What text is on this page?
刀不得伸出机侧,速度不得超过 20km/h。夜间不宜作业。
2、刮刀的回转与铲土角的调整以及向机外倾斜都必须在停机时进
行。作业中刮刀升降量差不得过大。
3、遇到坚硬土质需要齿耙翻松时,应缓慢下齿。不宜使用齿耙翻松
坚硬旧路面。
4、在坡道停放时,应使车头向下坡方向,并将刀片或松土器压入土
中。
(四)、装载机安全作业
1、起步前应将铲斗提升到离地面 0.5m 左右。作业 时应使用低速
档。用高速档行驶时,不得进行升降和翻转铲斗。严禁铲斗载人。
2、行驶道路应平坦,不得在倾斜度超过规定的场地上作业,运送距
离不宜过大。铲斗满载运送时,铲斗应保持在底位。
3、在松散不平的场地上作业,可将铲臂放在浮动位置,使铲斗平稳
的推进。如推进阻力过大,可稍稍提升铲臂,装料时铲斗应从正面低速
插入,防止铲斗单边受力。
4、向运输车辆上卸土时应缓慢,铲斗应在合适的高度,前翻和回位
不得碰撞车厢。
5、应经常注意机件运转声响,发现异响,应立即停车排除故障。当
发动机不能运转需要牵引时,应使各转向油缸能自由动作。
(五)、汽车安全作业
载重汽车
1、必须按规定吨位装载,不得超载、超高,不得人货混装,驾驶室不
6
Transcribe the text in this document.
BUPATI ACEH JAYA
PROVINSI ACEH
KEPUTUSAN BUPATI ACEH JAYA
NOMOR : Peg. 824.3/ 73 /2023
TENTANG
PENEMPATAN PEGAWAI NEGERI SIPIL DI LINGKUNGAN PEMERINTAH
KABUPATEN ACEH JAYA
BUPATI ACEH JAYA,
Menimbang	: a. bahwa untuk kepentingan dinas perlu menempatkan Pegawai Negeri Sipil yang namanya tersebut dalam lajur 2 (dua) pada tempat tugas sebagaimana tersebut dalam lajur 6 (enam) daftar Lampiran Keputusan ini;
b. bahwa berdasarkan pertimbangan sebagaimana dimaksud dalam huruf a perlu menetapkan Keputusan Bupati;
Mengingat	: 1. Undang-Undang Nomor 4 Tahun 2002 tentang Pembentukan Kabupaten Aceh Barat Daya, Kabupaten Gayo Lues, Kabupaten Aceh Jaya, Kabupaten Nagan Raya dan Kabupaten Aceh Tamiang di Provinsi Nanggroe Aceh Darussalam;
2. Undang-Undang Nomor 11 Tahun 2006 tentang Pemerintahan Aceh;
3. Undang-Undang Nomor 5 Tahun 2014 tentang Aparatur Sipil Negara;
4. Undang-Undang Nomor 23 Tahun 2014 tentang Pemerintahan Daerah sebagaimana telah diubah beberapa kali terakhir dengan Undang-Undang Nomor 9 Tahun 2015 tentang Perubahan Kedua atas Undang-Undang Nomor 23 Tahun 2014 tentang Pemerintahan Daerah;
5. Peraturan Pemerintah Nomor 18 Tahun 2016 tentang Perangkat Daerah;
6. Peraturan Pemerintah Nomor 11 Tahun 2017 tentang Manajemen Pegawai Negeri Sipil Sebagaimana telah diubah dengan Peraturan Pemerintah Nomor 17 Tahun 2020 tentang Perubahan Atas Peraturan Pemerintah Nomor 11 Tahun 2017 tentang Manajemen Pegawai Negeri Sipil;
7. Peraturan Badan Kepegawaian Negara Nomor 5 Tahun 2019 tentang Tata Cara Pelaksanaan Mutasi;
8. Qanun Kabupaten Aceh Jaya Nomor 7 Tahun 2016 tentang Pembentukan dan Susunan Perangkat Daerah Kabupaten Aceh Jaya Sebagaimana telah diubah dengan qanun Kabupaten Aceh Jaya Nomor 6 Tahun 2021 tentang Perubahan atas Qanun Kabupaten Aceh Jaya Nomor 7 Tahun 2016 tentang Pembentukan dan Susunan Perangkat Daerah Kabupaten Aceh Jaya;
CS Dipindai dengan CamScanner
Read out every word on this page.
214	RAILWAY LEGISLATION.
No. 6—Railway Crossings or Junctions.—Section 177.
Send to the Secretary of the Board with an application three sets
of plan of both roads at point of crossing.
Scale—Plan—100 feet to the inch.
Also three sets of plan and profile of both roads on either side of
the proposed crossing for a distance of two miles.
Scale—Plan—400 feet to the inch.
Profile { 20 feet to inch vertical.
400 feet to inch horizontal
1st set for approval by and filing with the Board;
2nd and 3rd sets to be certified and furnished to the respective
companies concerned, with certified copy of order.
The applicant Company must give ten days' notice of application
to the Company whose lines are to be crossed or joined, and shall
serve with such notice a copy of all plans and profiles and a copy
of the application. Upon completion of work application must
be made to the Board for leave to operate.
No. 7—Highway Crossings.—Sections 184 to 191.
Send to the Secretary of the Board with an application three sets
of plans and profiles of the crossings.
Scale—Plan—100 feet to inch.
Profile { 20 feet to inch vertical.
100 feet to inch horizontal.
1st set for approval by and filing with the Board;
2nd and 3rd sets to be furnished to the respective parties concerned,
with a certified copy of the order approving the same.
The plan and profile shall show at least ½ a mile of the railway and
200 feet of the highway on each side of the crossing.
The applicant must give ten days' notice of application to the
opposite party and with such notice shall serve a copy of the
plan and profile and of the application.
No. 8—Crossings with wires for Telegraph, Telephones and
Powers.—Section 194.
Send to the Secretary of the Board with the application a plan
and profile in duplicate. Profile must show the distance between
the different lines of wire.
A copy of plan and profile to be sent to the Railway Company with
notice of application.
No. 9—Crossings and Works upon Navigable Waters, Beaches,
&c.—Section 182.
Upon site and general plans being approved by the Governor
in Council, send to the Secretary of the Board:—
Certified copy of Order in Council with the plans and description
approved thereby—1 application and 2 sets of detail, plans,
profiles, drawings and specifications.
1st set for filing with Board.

==============================

» **STATED TASK**
Each line of the material must be restated exactly.

» **WORKED SOLUTION**
What text is on this page?
刀不得伸出机侧,速度不得超过 20km/h。夜间不宜作业。
2、刮刀的回转与铲土角的调整以及向机外倾斜都必须在停机时进
行。作业中刮刀升降量差不得过大。
3、遇到坚硬土质需要齿耙翻松时,应缓慢下齿。不宜使用齿耙翻松
坚硬旧路面。
4、在坡道停放时,应使车头向下坡方向,并将刀片或松土器压入土
中。
(四)、装载机安全作业
1、起步前应将铲斗提升到离地面 0.5m 左右。作业 时应使用低速
档。用高速档行驶时,不得进行升降和翻转铲斗。严禁铲斗载人。
2、行驶道路应平坦,不得在倾斜度超过规定的场地上作业,运送距
离不宜过大。铲斗满载运送时,铲斗应保持在底位。
3、在松散不平的场地上作业,可将铲臂放在浮动位置,使铲斗平稳
的推进。如推进阻力过大,可稍稍提升铲臂,装料时铲斗应从正面低速
插入,防止铲斗单边受力。
4、向运输车辆上卸土时应缓慢,铲斗应在合适的高度,前翻和回位
不得碰撞车厢。
5、应经常注意机件运转声响,发现异响,应立即停车排除故障。当
发动机不能运转需要牵引时,应使各转向油缸能自由动作。
(五)、汽车安全作业
载重汽车
1、必须按规定吨位装载,不得超载、超高,不得人货混装,驾驶室不
6
Transcribe the text in this document.
BUPATI ACEH JAYA
PROVINSI ACEH
KEPUTUSAN BUPATI ACEH JAYA
NOMOR : Peg. 824.3/ 73 /2023
TENTANG
PENEMPATAN PEGAWAI NEGERI SIPIL DI LINGKUNGAN PEMERINTAH
KABUPATEN ACEH JAYA
BUPATI ACEH JAYA,
Menimbang	: a. bahwa untuk kepentingan dinas perlu menempatkan Pegawai Negeri Sipil yang namanya tersebut dalam lajur 2 (dua) pada tempat tugas sebagaimana tersebut dalam lajur 6 (enam) daftar Lampiran Keputusan ini;
b. bahwa berdasarkan pertimbangan sebagaimana dimaksud dalam huruf a perlu menetapkan Keputusan Bupati;
Mengingat	: 1. Undang-Undang Nomor 4 Tahun 2002 tentang Pembentukan Kabupaten Aceh Barat Daya, Kabupaten Gayo Lues, Kabupaten Aceh Jaya, Kabupaten Nagan Raya dan Kabupaten Aceh Tamiang di Provinsi Nanggroe Aceh Darussalam;
2. Undang-Undang Nomor 11 Tahun 2006 tentang Pemerintahan Aceh;
3. Undang-Undang Nomor 5 Tahun 2014 tentang Aparatur Sipil Negara;
4. Undang-Undang Nomor 23 Tahun 2014 tentang Pemerintahan Daerah sebagaimana telah diubah beberapa kali terakhir dengan Undang-Undang Nomor 9 Tahun 2015 tentang Perubahan Kedua atas Undang-Undang Nomor 23 Tahun 2014 tentang Pemerintahan Daerah;
5. Peraturan Pemerintah Nomor 18 Tahun 2016 tentang Perangkat Daerah;
6. Peraturan Pemerintah Nomor 11 Tahun 2017 tentang Manajemen Pegawai Negeri Sipil Sebagaimana telah diubah dengan Peraturan Pemerintah Nomor 17 Tahun 2020 tentang Perubahan Atas Peraturan Pemerintah Nomor 11 Tahun 2017 tentang Manajemen Pegawai Negeri Sipil;
7. Peraturan Badan Kepegawaian Negara Nomor 5 Tahun 2019 tentang Tata Cara Pelaksanaan Mutasi;
8. Qanun Kabupaten Aceh Jaya Nomor 7 Tahun 2016 tentang Pembentukan dan Susunan Perangkat Daerah Kabupaten Aceh Jaya Sebagaimana telah diubah dengan qanun Kabupaten Aceh Jaya Nomor 6 Tahun 2021 tentang Perubahan atas Qanun Kabupaten Aceh Jaya Nomor 7 Tahun 2016 tentang Pembentukan dan Susunan Perangkat Daerah Kabupaten Aceh Jaya;
CS Dipindai dengan CamScanner
Read out every word on this page.
214	RAILWAY LEGISLATION.
No. 6—Railway Crossings or Junctions.—Section 177.
Send to the Secretary of the Board with an application three sets
of plan of both roads at point of crossing.
Scale—Plan—100 feet to the inch.
Also three sets of plan and profile of both roads on either side of
the proposed crossing for a distance of two miles.
Scale—Plan—400 feet to the inch.
Profile { 20 feet to inch vertical.
400 feet to inch horizontal
1st set for approval by and filing with the Board;
2nd and 3rd sets to be certified and furnished to the respective
companies concerned, with certified copy of order.
The applicant Company must give ten days' notice of application
to the Company whose lines are to be crossed or joined, and shall
serve with such notice a copy of all plans and profiles and a copy
of the application. Upon completion of work application must
be made to the Board for leave to operate.
No. 7—Highway Crossings.—Sections 184 to 191.
Send to the Secretary of the Board with an application three sets
of plans and profiles of the crossings.
Scale—Plan—100 feet to inch.
Profile { 20 feet to inch vertical.
100 feet to inch horizontal.
1st set for approval by and filing with the Board;
2nd and 3rd sets to be furnished to the respective parties concerned,
with a certified copy of the order approving the same.
The plan and profile shall show at least ½ a mile of the railway and
200 feet of the highway on each side of the crossing.
The applicant must give ten days' notice of application to the
opposite party and with such notice shall serve a copy of the
plan and profile and of the application.
No. 8—Crossings with wires for Telegraph, Telephones and
Powers.—Section 194.
Send to the Secretary of the Board with the application a plan
and profile in duplicate. Profile must show the distance between
the different lines of wire.
A copy of plan and profile to be sent to the Railway Company with
notice of application.
No. 9—Crossings and Works upon Navigable Waters, Beaches,
&c.—Section 182.
Upon site and general plans being approved by the Governor
in Council, send to the Secretary of the Board:—
Certified copy of Order in Council with the plans and description
approved thereby—1 application and 2 sets of detail, plans,
profiles, drawings and specifications.
1st set for filing with Board.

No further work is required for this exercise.